◆ **Excerpted records**:

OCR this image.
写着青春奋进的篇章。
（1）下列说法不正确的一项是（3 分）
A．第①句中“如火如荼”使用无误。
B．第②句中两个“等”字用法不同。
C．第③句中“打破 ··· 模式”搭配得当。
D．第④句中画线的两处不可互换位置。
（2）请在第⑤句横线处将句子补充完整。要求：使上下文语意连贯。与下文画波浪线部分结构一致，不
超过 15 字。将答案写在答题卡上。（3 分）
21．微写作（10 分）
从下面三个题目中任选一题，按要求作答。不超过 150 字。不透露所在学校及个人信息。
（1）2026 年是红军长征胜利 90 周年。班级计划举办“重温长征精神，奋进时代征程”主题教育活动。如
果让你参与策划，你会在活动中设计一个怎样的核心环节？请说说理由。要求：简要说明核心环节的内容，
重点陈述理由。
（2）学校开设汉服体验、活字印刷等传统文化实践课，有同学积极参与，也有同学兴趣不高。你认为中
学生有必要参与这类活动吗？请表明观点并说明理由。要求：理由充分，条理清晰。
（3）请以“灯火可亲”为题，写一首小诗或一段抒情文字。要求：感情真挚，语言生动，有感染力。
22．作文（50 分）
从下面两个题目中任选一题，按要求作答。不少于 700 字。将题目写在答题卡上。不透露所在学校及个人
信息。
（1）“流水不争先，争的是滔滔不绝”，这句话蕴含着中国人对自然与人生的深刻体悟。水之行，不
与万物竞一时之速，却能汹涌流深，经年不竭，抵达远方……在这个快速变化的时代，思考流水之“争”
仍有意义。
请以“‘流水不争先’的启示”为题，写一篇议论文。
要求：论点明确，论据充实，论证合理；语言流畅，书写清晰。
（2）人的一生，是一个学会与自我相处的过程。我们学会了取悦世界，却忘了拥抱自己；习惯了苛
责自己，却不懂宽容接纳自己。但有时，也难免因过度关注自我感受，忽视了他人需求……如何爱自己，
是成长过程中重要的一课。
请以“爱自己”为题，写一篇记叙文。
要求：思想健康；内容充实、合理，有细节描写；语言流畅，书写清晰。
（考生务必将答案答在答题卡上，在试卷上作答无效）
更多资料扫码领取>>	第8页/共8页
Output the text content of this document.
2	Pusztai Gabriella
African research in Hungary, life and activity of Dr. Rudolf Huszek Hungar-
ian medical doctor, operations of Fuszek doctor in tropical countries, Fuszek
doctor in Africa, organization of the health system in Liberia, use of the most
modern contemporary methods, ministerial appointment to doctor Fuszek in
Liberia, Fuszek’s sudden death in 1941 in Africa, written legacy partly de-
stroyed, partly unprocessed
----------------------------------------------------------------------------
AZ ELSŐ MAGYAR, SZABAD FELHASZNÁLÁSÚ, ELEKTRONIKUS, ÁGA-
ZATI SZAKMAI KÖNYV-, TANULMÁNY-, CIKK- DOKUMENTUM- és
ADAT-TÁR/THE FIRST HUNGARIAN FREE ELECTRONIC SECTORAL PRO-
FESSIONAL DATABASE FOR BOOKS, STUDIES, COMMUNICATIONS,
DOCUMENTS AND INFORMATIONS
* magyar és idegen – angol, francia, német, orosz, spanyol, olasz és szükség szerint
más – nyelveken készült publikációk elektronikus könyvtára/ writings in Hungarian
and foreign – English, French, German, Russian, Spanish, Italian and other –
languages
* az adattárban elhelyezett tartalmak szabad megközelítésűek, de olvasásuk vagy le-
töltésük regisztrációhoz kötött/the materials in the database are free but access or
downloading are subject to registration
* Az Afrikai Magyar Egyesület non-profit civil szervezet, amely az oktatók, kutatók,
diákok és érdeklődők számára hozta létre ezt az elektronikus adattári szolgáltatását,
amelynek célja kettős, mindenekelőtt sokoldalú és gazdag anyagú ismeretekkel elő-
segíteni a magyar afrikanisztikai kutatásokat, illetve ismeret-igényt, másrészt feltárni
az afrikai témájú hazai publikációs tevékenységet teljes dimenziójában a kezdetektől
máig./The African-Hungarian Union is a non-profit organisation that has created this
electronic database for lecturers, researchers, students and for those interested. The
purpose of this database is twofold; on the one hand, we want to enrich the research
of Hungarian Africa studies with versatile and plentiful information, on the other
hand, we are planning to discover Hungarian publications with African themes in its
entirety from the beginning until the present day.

◆ **Written task**: Quote the listing in full, please, keeping every line exact.

◆ **Solution below**:
OCR this image.
写着青春奋进的篇章。
（1）下列说法不正确的一项是（3 分）
A．第①句中“如火如荼”使用无误。
B．第②句中两个“等”字用法不同。
C．第③句中“打破 ··· 模式”搭配得当。
D．第④句中画线的两处不可互换位置。
（2）请在第⑤句横线处将句子补充完整。要求：使上下文语意连贯。与下文画波浪线部分结构一致，不
超过 15 字。将答案写在答题卡上。（3 分）
21．微写作（10 分）
从下面三个题目中任选一题，按要求作答。不超过 150 字。不透露所在学校及个人信息。
（1）2026 年是红军长征胜利 90 周年。班级计划举办“重温长征精神，奋进时代征程”主题教育活动。如
果让你参与策划，你会在活动中设计一个怎样的核心环节？请说说理由。要求：简要说明核心环节的内容，
重点陈述理由。
（2）学校开设汉服体验、活字印刷等传统文化实践课，有同学积极参与，也有同学兴趣不高。你认为中
学生有必要参与这类活动吗？请表明观点并说明理由。要求：理由充分，条理清晰。
（3）请以“灯火可亲”为题，写一首小诗或一段抒情文字。要求：感情真挚，语言生动，有感染力。
22．作文（50 分）
从下面两个题目中任选一题，按要求作答。不少于 700 字。将题目写在答题卡上。不透露所在学校及个人
信息。
（1）“流水不争先，争的是滔滔不绝”，这句话蕴含着中国人对自然与人生的深刻体悟。水之行，不
与万物竞一时之速，却能汹涌流深，经年不竭，抵达远方……在这个快速变化的时代，思考流水之“争”
仍有意义。
请以“‘流水不争先’的启示”为题，写一篇议论文。
要求：论点明确，论据充实，论证合理；语言流畅，书写清晰。
（2）人的一生，是一个学会与自我相处的过程。我们学会了取悦世界，却忘了拥抱自己；习惯了苛
责自己，却不懂宽容接纳自己。但有时，也难免因过度关注自我感受，忽视了他人需求……如何爱自己，
是成长过程中重要的一课。
请以“爱自己”为题，写一篇记叙文。
要求：思想健康；内容充实、合理，有细节描写；语言流畅，书写清晰。
（考生务必将答案答在答题卡上，在试卷上作答无效）
更多资料扫码领取>>	第8页/共8页
Output the text content of this document.
2	Pusztai Gabriella
African research in Hungary, life and activity of Dr. Rudolf Huszek Hungar-
ian medical doctor, operations of Fuszek doctor in tropical countries, Fuszek
doctor in Africa, organization of the health system in Liberia, use of the most
modern contemporary methods, ministerial appointment to doctor Fuszek in
Liberia, Fuszek’s sudden death in 1941 in Africa, written legacy partly de-
stroyed, partly unprocessed
----------------------------------------------------------------------------
AZ ELSŐ MAGYAR, SZABAD FELHASZNÁLÁSÚ, ELEKTRONIKUS, ÁGA-
ZATI SZAKMAI KÖNYV-, TANULMÁNY-, CIKK- DOKUMENTUM- és
ADAT-TÁR/THE FIRST HUNGARIAN FREE ELECTRONIC SECTORAL PRO-
FESSIONAL DATABASE FOR BOOKS, STUDIES, COMMUNICATIONS,
DOCUMENTS AND INFORMATIONS
* magyar és idegen – angol, francia, német, orosz, spanyol, olasz és szükség szerint
más – nyelveken készült publikációk elektronikus könyvtára/ writings in Hungarian
and foreign – English, French, German, Russian, Spanish, Italian and other –
languages
* az adattárban elhelyezett tartalmak szabad megközelítésűek, de olvasásuk vagy le-
töltésük regisztrációhoz kötött/the materials in the database are free but access or
downloading are subject to registration
* Az Afrikai Magyar Egyesület non-profit civil szervezet, amely az oktatók, kutatók,
diákok és érdeklődők számára hozta létre ezt az elektronikus adattári szolgáltatását,
amelynek célja kettős, mindenekelőtt sokoldalú és gazdag anyagú ismeretekkel elő-
segíteni a magyar afrikanisztikai kutatásokat, illetve ismeret-igényt, másrészt feltárni
az afrikai témájú hazai publikációs tevékenységet teljes dimenziójában a kezdetektől
máig./The African-Hungarian Union is a non-profit organisation that has created this
electronic database for lecturers, researchers, students and for those interested. The
purpose of this database is twofold; on the one hand, we want to enrich the research
of Hungarian Africa studies with versatile and plentiful information, on the other
hand, we are planning to discover Hungarian publications with African themes in its
entirety from the beginning until the present day.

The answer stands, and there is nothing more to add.